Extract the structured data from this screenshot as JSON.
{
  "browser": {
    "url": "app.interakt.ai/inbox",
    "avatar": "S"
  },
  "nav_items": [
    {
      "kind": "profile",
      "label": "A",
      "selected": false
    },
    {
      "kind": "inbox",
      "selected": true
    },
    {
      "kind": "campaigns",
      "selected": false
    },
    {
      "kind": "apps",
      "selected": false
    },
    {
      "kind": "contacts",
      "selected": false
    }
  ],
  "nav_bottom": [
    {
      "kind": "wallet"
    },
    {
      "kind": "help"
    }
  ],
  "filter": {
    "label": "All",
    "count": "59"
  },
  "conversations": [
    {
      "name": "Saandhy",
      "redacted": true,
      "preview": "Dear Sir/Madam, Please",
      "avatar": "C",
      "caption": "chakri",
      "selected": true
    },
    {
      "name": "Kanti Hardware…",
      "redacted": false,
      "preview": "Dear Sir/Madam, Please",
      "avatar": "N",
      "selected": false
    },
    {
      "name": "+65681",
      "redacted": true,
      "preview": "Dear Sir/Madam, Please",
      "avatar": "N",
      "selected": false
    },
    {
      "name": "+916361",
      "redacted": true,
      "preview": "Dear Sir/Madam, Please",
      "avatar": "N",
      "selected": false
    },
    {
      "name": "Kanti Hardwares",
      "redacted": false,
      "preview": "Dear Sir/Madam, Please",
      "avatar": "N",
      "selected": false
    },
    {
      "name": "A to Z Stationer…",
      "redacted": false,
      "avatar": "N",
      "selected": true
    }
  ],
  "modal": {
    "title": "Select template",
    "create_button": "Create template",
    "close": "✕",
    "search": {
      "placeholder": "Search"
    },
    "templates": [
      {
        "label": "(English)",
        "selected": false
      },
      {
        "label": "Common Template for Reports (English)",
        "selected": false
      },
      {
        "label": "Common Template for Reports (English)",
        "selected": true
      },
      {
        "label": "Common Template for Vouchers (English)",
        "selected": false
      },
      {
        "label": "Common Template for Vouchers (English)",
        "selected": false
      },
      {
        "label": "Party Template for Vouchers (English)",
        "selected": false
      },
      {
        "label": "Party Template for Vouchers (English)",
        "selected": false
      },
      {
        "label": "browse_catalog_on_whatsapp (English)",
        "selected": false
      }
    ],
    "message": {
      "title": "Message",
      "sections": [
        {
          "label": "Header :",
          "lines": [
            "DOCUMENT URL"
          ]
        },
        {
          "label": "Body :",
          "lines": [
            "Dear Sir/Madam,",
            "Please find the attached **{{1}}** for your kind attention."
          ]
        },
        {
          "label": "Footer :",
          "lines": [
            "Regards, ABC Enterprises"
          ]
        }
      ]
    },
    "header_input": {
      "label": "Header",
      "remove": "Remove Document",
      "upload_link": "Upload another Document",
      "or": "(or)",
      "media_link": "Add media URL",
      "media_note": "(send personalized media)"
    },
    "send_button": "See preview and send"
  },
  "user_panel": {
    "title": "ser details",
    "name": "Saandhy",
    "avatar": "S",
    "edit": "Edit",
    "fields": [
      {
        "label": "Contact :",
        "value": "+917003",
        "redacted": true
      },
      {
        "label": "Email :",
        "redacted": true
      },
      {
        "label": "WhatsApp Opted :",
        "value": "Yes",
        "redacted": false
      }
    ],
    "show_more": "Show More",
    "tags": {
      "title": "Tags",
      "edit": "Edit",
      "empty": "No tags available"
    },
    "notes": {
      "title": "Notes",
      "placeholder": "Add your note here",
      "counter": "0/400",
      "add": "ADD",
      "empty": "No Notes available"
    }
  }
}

───

YOUR GOAL: Extract all the material, leaving every line as it is.

CORRECT RESPONSE:
Extract the structured data from this screenshot as JSON.
{
  "browser": {
    "url": "app.interakt.ai/inbox",
    "avatar": "S"
  },
  "nav_items": [
    {
      "kind": "profile",
      "label": "A",
      "selected": false
    },
    {
      "kind": "inbox",
      "selected": true
    },
    {
      "kind": "campaigns",
      "selected": false
    },
    {
      "kind": "apps",
      "selected": false
    },
    {
      "kind": "contacts",
      "selected": false
    }
  ],
  "nav_bottom": [
    {
      "kind": "wallet"
    },
    {
      "kind": "help"
    }
  ],
  "filter": {
    "label": "All",
    "count": "59"
  },
  "conversations": [
    {
      "name": "Saandhy",
      "redacted": true,
      "preview": "Dear Sir/Madam, Please",
      "avatar": "C",
      "caption": "chakri",
      "selected": true
    },
    {
      "name": "Kanti Hardware…",
      "redacted": false,
      "preview": "Dear Sir/Madam, Please",
      "avatar": "N",
      "selected": false
    },
    {
      "name": "+65681",
      "redacted": true,
      "preview": "Dear Sir/Madam, Please",
      "avatar": "N",
      "selected": false
    },
    {
      "name": "+916361",
      "redacted": true,
      "preview": "Dear Sir/Madam, Please",
      "avatar": "N",
      "selected": false
    },
    {
      "name": "Kanti Hardwares",
      "redacted": false,
      "preview": "Dear Sir/Madam, Please",
      "avatar": "N",
      "selected": false
    },
    {
      "name": "A to Z Stationer…",
      "redacted": false,
      "avatar": "N",
      "selected": true
    }
  ],
  "modal": {
    "title": "Select template",
    "create_button": "Create template",
    "close": "✕",
    "search": {
      "placeholder": "Search"
    },
    "templates": [
      {
        "label": "(English)",
        "selected": false
      },
      {
        "label": "Common Template for Reports (English)",
        "selected": false
      },
      {
        "label": "Common Template for Reports (English)",
        "selected": true
      },
      {
        "label": "Common Template for Vouchers (English)",
        "selected": false
      },
      {
        "label": "Common Template for Vouchers (English)",
        "selected": false
      },
      {
        "label": "Party Template for Vouchers (English)",
        "selected": false
      },
      {
        "label": "Party Template for Vouchers (English)",
        "selected": false
      },
      {
        "label": "browse_catalog_on_whatsapp (English)",
        "selected": false
      }
    ],
    "message": {
      "title": "Message",
      "sections": [
        {
          "label": "Header :",
          "lines": [
            "DOCUMENT URL"
          ]
        },
        {
          "label": "Body :",
          "lines": [
            "Dear Sir/Madam,",
            "Please find the attached **{{1}}** for your kind attention."
          ]
        },
        {
          "label": "Footer :",
          "lines": [
            "Regards, ABC Enterprises"
          ]
        }
      ]
    },
    "header_input": {
      "label": "Header",
      "remove": "Remove Document",
      "upload_link": "Upload another Document",
      "or": "(or)",
      "media_link": "Add media URL",
      "media_note": "(send personalized media)"
    },
    "send_button": "See preview and send"
  },
  "user_panel": {
    "title": "ser details",
    "name": "Saandhy",
    "avatar": "S",
    "edit": "Edit",
    "fields": [
      {
        "label": "Contact :",
        "value": "+917003",
        "redacted": true
      },
      {
        "label": "Email :",
        "redacted": true
      },
      {
        "label": "WhatsApp Opted :",
        "value": "Yes",
        "redacted": false
      }
    ],
    "show_more": "Show More",
    "tags": {
      "title": "Tags",
      "edit": "Edit",
      "empty": "No tags available"
    },
    "notes": {
      "title": "Notes",
      "placeholder": "Add your note here",
      "counter": "0/400",
      "add": "ADD",
      "empty": "No Notes available"
    }
  }
}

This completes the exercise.